Items from a figure collection
*****

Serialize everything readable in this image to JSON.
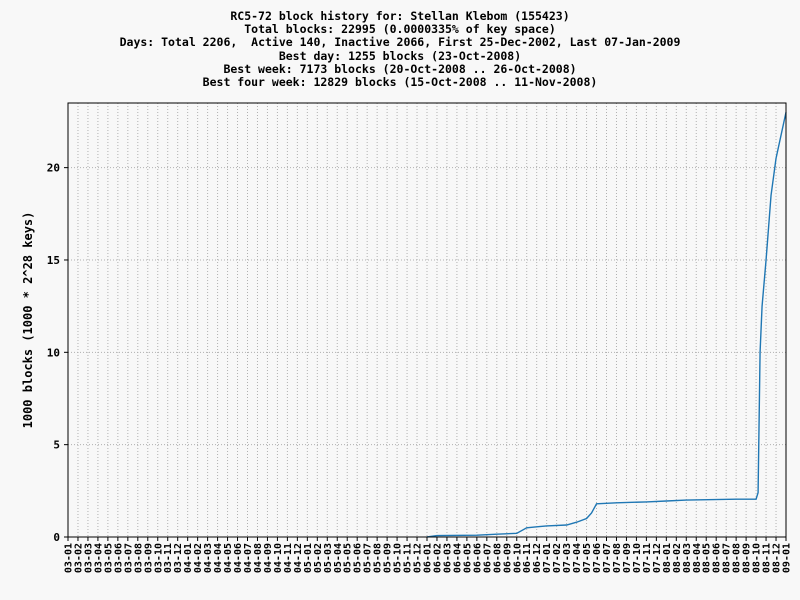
{
  "header": {
    "title": "RC5-72 block history for: Stellan Klebom (155423)",
    "total": "Total blocks: 22995 (0.0000335% of key space)",
    "days": "Days: Total 2206,  Active 140, Inactive 2066, First 25-Dec-2002, Last 07-Jan-2009",
    "best_day": "Best day: 1255 blocks (23-Oct-2008)",
    "best_week": "Best week: 7173 blocks (20-Oct-2008 .. 26-Oct-2008)",
    "best_four_week": "Best four week: 12829 blocks (15-Oct-2008 .. 11-Nov-2008)"
  },
  "chart_data": {
    "type": "line",
    "ylabel": "1000 blocks (1000 * 2^28 keys)",
    "xlabel": "",
    "ylim": [
      0,
      23.5
    ],
    "yticks": [
      0,
      5,
      10,
      15,
      20
    ],
    "grid": true,
    "x_tick_labels": [
      "03-01",
      "03-02",
      "03-03",
      "03-04",
      "03-05",
      "03-06",
      "03-07",
      "03-08",
      "03-09",
      "03-10",
      "03-11",
      "03-12",
      "04-01",
      "04-02",
      "04-03",
      "04-04",
      "04-05",
      "04-06",
      "04-07",
      "04-08",
      "04-09",
      "04-10",
      "04-11",
      "04-12",
      "05-01",
      "05-02",
      "05-03",
      "05-04",
      "05-05",
      "05-06",
      "05-07",
      "05-08",
      "05-09",
      "05-10",
      "05-11",
      "05-12",
      "06-01",
      "06-02",
      "06-03",
      "06-04",
      "06-05",
      "06-06",
      "06-07",
      "06-08",
      "06-09",
      "06-10",
      "06-11",
      "06-12",
      "07-01",
      "07-02",
      "07-03",
      "07-04",
      "07-05",
      "07-06",
      "07-07",
      "07-08",
      "07-09",
      "07-10",
      "07-11",
      "07-12",
      "08-01",
      "08-02",
      "08-03",
      "08-04",
      "08-05",
      "08-06",
      "08-07",
      "08-08",
      "08-09",
      "08-10",
      "08-11",
      "08-12",
      "09-01"
    ],
    "series": [
      {
        "color": "#1f77b4",
        "points": [
          [
            "06-01",
            0.0
          ],
          [
            "06-02",
            0.08
          ],
          [
            "06-06",
            0.1
          ],
          [
            "06-08",
            0.15
          ],
          [
            "06-10",
            0.2
          ],
          [
            "06-11",
            0.5
          ],
          [
            "06-12",
            0.55
          ],
          [
            "07-01",
            0.6
          ],
          [
            "07-03",
            0.65
          ],
          [
            "07-04",
            0.8
          ],
          [
            "07-05",
            1.0
          ],
          [
            "07-05.5",
            1.3
          ],
          [
            "07-06",
            1.8
          ],
          [
            "07-08",
            1.85
          ],
          [
            "07-11",
            1.9
          ],
          [
            "08-01",
            1.95
          ],
          [
            "08-03",
            2.0
          ],
          [
            "08-08",
            2.05
          ],
          [
            "08-10",
            2.05
          ],
          [
            "08-10.2",
            2.4
          ],
          [
            "08-10.4",
            10.0
          ],
          [
            "08-10.6",
            12.5
          ],
          [
            "08-11",
            15.0
          ],
          [
            "08-11.5",
            18.5
          ],
          [
            "08-12",
            20.5
          ],
          [
            "09-01",
            23.0
          ]
        ]
      }
    ]
  }
}
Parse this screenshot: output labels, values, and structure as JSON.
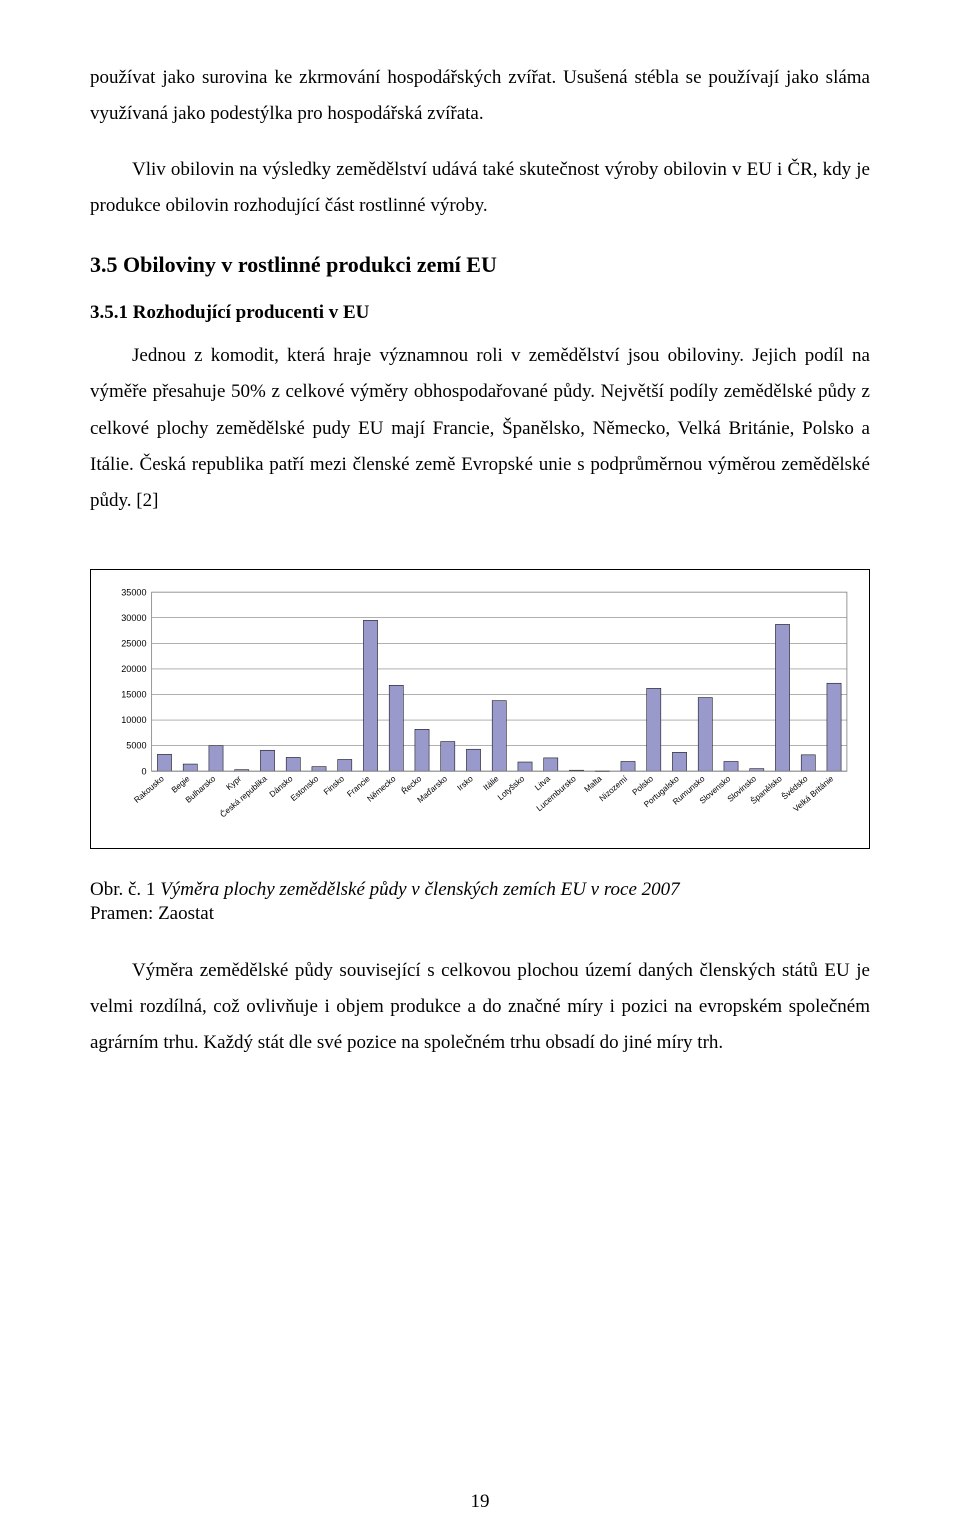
{
  "paragraphs": {
    "p1": "používat jako surovina ke zkrmování hospodářských zvířat. Usušená stébla se používají jako sláma využívaná jako podestýlka pro hospodářská zvířata.",
    "p2": "Vliv obilovin na výsledky zemědělství udává také skutečnost výroby obilovin v EU i ČR, kdy je produkce obilovin rozhodující část rostlinné výroby.",
    "p3": "Jednou z komodit, která hraje významnou roli v zemědělství jsou obiloviny. Jejich podíl na výměře přesahuje 50% z celkové výměry obhospodařované půdy. Největší podíly zemědělské půdy z celkové plochy zemědělské pudy EU mají Francie, Španělsko, Německo, Velká Británie, Polsko a Itálie. Česká republika patří mezi členské země Evropské unie s podprůměrnou výměrou zemědělské půdy. [2]",
    "p4": "Výměra zemědělské půdy související s celkovou plochou území daných členských států EU je velmi rozdílná, což ovlivňuje i objem produkce a do značné míry i pozici na evropském společném agrárním trhu. Každý stát dle své pozice na společném trhu obsadí do jiné míry trh."
  },
  "headings": {
    "h2": "3.5  Obiloviny v rostlinné produkci zemí EU",
    "h3": "3.5.1   Rozhodující producenti v EU"
  },
  "caption": {
    "prefix": "Obr. č. 1 ",
    "title": "Výměra plochy zemědělské půdy  v členských zemích EU v roce 2007"
  },
  "source": "Pramen: Zaostat",
  "page_number": "19",
  "chart": {
    "type": "bar",
    "background_color": "#ffffff",
    "plot_border_color": "#808080",
    "grid_color": "#808080",
    "bar_fill": "#9999cc",
    "bar_stroke": "#000000",
    "label_color": "#000000",
    "tick_font_size": 9,
    "label_font_size": 8,
    "ylim": [
      0,
      35000
    ],
    "ytick_step": 5000,
    "yticks": [
      0,
      5000,
      10000,
      15000,
      20000,
      25000,
      30000,
      35000
    ],
    "bar_width": 0.55,
    "categories": [
      "Rakousko",
      "Begie",
      "Bulharsko",
      "Kypr",
      "Česká republika",
      "Dánsko",
      "Estonsko",
      "Finsko",
      "Francie",
      "Německo",
      "Řecko",
      "Maďarsko",
      "Irsko",
      "Itálie",
      "Lotyšsko",
      "Litva",
      "Lucembursko",
      "Malta",
      "Nizozemí",
      "Polsko",
      "Portugalsko",
      "Rumunsko",
      "Slovensko",
      "Slovinsko",
      "Španělsko",
      "Švédsko",
      "Velká Británie"
    ],
    "values": [
      3300,
      1400,
      5000,
      300,
      4100,
      2700,
      900,
      2300,
      29500,
      16800,
      8200,
      5800,
      4300,
      13800,
      1800,
      2600,
      200,
      40,
      1900,
      16200,
      3700,
      14400,
      1900,
      500,
      28700,
      3200,
      17200
    ]
  }
}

*****

TASK STATEMENT
Find the number of lines in which the word "Itálie" occurs, and write nothing but that number.

EXERCISE RESPONSE
2